**Requirement**
Extract exactly and only the lines from the one containing "Parse this screenshot: output" through the end of the entries below. Pictures should not appear in the copy.

+++

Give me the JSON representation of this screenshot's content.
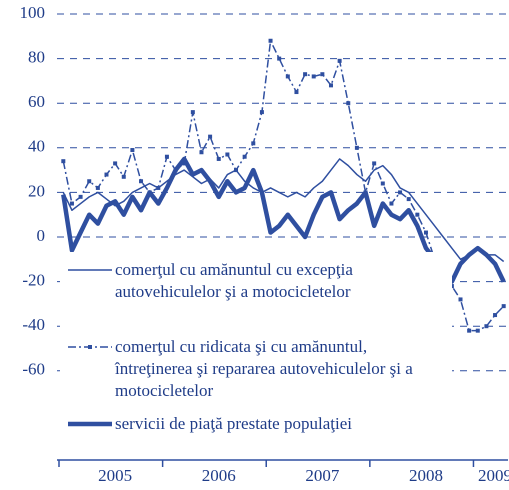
{
  "chart_data": {
    "type": "line",
    "categories": [
      null,
      null,
      null,
      null,
      null,
      null,
      "2005",
      null,
      null,
      null,
      null,
      null,
      null,
      null,
      null,
      null,
      null,
      null,
      "2006",
      null,
      null,
      null,
      null,
      null,
      null,
      null,
      null,
      null,
      null,
      null,
      "2007",
      null,
      null,
      null,
      null,
      null,
      null,
      null,
      null,
      null,
      null,
      null,
      "2008",
      null,
      null,
      null,
      null,
      null,
      null,
      null,
      "2009",
      null
    ],
    "ylim": [
      -100,
      100
    ],
    "yticks": [
      100,
      80,
      60,
      40,
      20,
      0,
      -20,
      -40,
      -60
    ],
    "grid": true,
    "series": [
      {
        "name": "comerţul cu amănuntul cu excepţia autovehiculelor şi a motocicletelor",
        "color": "#2f4fa0",
        "style": "solid",
        "values": [
          20,
          12,
          15,
          18,
          20,
          17,
          14,
          16,
          20,
          22,
          24,
          22,
          25,
          28,
          30,
          27,
          24,
          26,
          22,
          28,
          30,
          25,
          22,
          20,
          22,
          20,
          18,
          20,
          18,
          22,
          25,
          30,
          35,
          32,
          28,
          25,
          30,
          32,
          28,
          22,
          20,
          15,
          10,
          5,
          0,
          -5,
          -10,
          -8,
          -5,
          -8,
          -8,
          -11
        ]
      },
      {
        "name": "comerţul cu ridicata şi cu amănuntul, întreţinerea şi repararea autovehiculelor şi a motocicletelor",
        "color": "#2f4fa0",
        "style": "dashdot",
        "values": [
          34,
          15,
          18,
          25,
          22,
          28,
          33,
          27,
          39,
          25,
          20,
          22,
          36,
          30,
          33,
          56,
          38,
          45,
          35,
          37,
          30,
          36,
          42,
          56,
          88,
          80,
          72,
          65,
          73,
          72,
          73,
          68,
          79,
          60,
          40,
          20,
          33,
          24,
          15,
          20,
          17,
          10,
          2,
          -10,
          -18,
          -22,
          -28,
          -42,
          -42,
          -40,
          -35,
          -31
        ]
      },
      {
        "name": "servicii de piaţă prestate populaţiei",
        "color": "#2f4fa0",
        "style": "thick",
        "values": [
          19,
          -6,
          2,
          10,
          6,
          14,
          16,
          10,
          18,
          12,
          20,
          15,
          22,
          30,
          35,
          28,
          30,
          25,
          18,
          25,
          20,
          22,
          30,
          20,
          2,
          5,
          10,
          5,
          0,
          10,
          18,
          20,
          8,
          12,
          15,
          20,
          5,
          15,
          10,
          8,
          12,
          5,
          -5,
          -10,
          -15,
          -20,
          -12,
          -8,
          -5,
          -8,
          -12,
          -20
        ]
      }
    ]
  }
}
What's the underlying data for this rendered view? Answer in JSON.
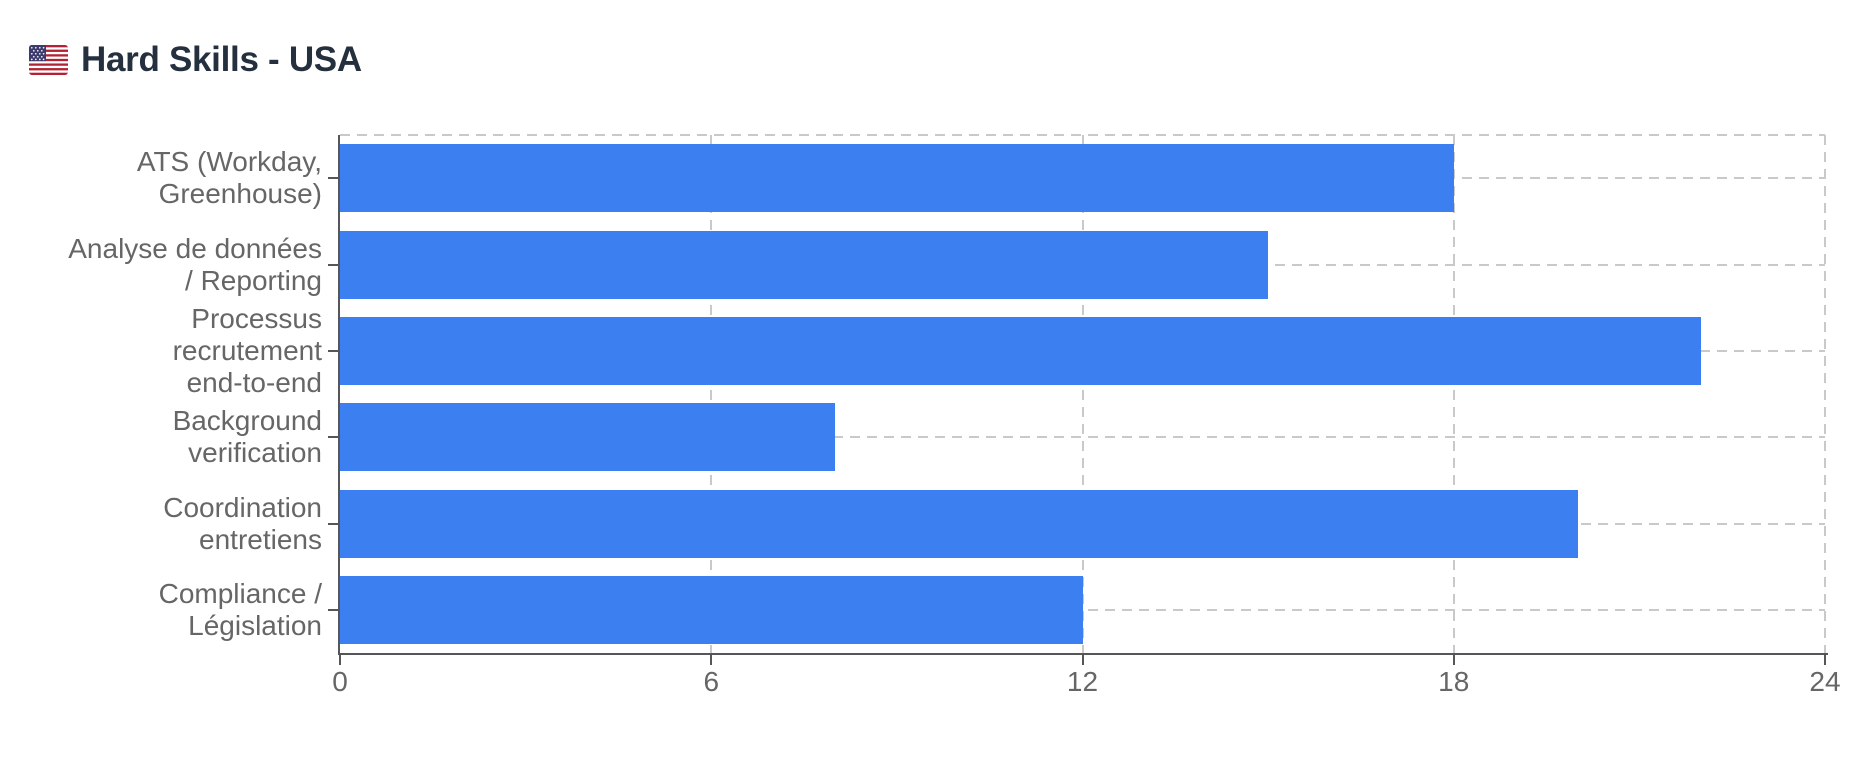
{
  "header": {
    "flag_emoji": "🇺🇸",
    "title": "Hard Skills - USA"
  },
  "colors": {
    "background": "#ffffff",
    "bar": "#3c7ff1",
    "title_text": "#25303f",
    "axis_label": "#666666",
    "gridline": "#c9c9c9",
    "axis_line": "#55565a",
    "flag_red": "#b22234",
    "flag_blue": "#3c3b6e"
  },
  "chart_data": {
    "type": "bar",
    "orientation": "horizontal",
    "title": "🇺🇸 Hard Skills - USA",
    "categories": [
      "ATS (Workday, Greenhouse)",
      "Analyse de données / Reporting",
      "Processus recrutement end-to-end",
      "Background verification",
      "Coordination entretiens",
      "Compliance / Législation"
    ],
    "category_label_lines": [
      [
        "ATS (Workday,",
        "Greenhouse)"
      ],
      [
        "Analyse de données",
        "/ Reporting"
      ],
      [
        "Processus",
        "recrutement",
        "end-to-end"
      ],
      [
        "Background",
        "verification"
      ],
      [
        "Coordination",
        "entretiens"
      ],
      [
        "Compliance /",
        "Législation"
      ]
    ],
    "values": [
      18,
      15,
      22,
      8,
      20,
      12
    ],
    "xlabel": "",
    "ylabel": "",
    "xlim": [
      0,
      24
    ],
    "x_ticks": [
      0,
      6,
      12,
      18,
      24
    ],
    "grid": true,
    "grid_style": "dashed",
    "legend": "none"
  }
}
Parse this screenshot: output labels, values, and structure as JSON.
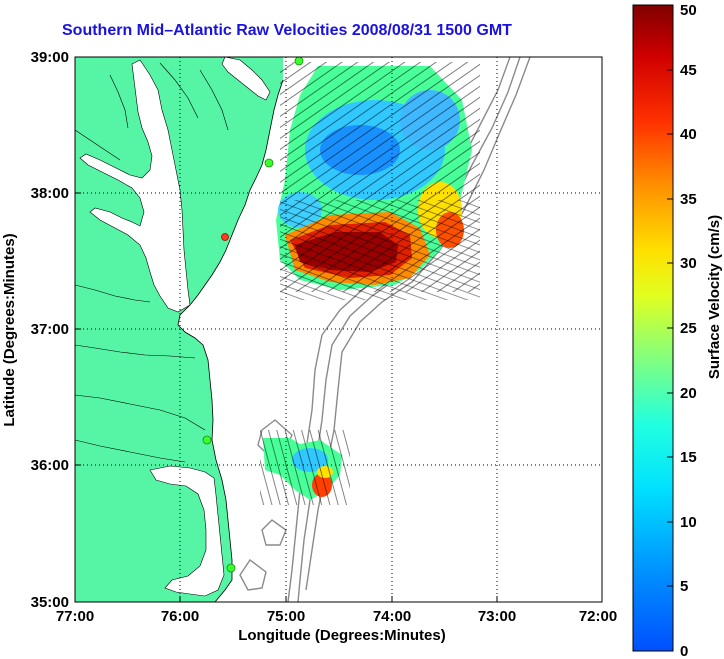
{
  "title": "Southern Mid–Atlantic Raw Velocities 2008/08/31 1500 GMT",
  "xlabel": "Longitude (Degrees:Minutes)",
  "ylabel": "Latitude (Degrees:Minutes)",
  "x_ticks": [
    "77:00",
    "76:00",
    "75:00",
    "74:00",
    "73:00",
    "72:00"
  ],
  "y_ticks": [
    "39:00",
    "38:00",
    "37:00",
    "36:00",
    "35:00"
  ],
  "colorbar": {
    "label": "Surface Velocity (cm/s)",
    "ticks": [
      "0",
      "5",
      "10",
      "15",
      "20",
      "25",
      "30",
      "35",
      "40",
      "45",
      "50"
    ]
  },
  "colors": {
    "land": "#55f5a5",
    "grid": "#000000",
    "title": "#1a12e0"
  }
}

+++

**Solution for this problem**
Parse this screenshot: output labels, values, and structure as JSON.
{
  "title": "Southern Mid–Atlantic Raw Velocities 2008/08/31 1500 GMT",
  "xlabel": "Longitude (Degrees:Minutes)",
  "ylabel": "Latitude (Degrees:Minutes)",
  "x_ticks": [
    "77:00",
    "76:00",
    "75:00",
    "74:00",
    "73:00",
    "72:00"
  ],
  "y_ticks": [
    "39:00",
    "38:00",
    "37:00",
    "36:00",
    "35:00"
  ],
  "colorbar": {
    "label": "Surface Velocity (cm/s)",
    "ticks": [
      "0",
      "5",
      "10",
      "15",
      "20",
      "25",
      "30",
      "35",
      "40",
      "45",
      "50"
    ]
  },
  "colors": {
    "land": "#55f5a5",
    "grid": "#000000",
    "title": "#1a12e0"
  }
}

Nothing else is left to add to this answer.